== Exercise aim ==
Do any lines in the data below contain "divisions"? If so, copy every one of them.

[Stored data]
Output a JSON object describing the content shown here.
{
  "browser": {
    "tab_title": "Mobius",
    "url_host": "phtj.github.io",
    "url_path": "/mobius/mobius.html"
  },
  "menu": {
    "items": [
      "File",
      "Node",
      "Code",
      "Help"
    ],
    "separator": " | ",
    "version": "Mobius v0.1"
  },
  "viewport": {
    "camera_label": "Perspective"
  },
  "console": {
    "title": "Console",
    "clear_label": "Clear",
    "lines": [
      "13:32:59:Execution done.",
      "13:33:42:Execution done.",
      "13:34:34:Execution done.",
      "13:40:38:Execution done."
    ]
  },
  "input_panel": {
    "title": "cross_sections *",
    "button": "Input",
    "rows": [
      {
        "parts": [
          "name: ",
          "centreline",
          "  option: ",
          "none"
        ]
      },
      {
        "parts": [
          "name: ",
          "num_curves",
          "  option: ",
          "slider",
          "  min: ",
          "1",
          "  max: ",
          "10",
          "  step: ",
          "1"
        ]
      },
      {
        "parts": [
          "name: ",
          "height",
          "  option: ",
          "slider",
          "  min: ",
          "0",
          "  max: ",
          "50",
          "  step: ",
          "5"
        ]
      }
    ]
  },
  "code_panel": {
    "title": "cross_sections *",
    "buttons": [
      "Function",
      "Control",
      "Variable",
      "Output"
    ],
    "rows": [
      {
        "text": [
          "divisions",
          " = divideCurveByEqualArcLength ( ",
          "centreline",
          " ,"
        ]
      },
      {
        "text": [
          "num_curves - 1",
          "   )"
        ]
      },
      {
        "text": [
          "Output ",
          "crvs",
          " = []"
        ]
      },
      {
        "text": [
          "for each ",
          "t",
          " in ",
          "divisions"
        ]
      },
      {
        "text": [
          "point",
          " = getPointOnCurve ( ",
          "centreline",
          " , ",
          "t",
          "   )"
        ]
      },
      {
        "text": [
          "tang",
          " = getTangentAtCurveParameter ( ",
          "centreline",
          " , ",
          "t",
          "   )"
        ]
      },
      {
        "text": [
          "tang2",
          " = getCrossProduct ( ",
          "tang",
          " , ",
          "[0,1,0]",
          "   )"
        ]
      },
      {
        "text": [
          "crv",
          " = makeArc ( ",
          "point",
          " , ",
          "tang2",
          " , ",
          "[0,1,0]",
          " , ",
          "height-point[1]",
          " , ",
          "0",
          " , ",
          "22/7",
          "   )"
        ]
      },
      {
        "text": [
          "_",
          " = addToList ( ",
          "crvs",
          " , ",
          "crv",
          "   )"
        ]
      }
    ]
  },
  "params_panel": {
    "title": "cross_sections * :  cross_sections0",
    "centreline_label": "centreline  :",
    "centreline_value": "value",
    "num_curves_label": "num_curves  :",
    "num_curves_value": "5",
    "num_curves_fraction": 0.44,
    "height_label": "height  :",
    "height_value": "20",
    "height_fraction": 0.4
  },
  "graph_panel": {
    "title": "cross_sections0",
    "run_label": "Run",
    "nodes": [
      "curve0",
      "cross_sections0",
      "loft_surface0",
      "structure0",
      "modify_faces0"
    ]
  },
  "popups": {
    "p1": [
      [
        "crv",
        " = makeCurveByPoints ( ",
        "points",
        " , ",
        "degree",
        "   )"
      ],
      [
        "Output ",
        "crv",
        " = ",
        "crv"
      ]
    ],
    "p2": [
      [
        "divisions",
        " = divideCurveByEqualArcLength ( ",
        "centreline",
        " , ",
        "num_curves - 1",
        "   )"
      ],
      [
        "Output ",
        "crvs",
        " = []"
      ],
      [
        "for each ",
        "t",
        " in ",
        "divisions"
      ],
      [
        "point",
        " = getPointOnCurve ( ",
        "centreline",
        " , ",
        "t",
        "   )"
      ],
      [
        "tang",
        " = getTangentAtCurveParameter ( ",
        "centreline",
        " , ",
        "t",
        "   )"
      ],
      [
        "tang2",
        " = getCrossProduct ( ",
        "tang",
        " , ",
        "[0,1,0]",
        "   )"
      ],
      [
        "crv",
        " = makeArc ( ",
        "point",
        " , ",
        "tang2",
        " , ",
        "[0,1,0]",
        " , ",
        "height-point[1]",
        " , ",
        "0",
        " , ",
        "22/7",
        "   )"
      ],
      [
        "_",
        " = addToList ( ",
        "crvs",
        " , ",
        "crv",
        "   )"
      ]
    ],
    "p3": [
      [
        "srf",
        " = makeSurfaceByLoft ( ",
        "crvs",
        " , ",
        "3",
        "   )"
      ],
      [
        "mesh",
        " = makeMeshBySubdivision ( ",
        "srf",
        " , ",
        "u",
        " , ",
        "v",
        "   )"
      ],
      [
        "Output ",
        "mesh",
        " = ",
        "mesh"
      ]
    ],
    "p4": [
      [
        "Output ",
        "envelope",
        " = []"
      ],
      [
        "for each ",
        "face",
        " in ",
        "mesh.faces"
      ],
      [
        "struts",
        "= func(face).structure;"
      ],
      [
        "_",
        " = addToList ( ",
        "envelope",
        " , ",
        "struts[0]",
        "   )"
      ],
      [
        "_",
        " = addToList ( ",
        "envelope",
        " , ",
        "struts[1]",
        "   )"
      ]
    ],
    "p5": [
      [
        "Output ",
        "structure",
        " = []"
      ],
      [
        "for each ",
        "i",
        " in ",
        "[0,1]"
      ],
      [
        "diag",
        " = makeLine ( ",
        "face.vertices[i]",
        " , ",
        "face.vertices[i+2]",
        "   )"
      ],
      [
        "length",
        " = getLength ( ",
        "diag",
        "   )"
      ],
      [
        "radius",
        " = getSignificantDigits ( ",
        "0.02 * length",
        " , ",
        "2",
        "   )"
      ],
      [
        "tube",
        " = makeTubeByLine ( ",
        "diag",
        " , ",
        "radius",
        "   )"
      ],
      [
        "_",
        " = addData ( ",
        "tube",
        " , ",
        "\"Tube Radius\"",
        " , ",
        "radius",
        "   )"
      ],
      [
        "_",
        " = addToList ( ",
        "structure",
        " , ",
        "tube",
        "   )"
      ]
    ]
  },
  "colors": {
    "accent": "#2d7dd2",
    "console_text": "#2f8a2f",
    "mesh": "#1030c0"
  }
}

== Result for this task ==
          "divisions",
          "divisions"
        "divisions",
        "divisions"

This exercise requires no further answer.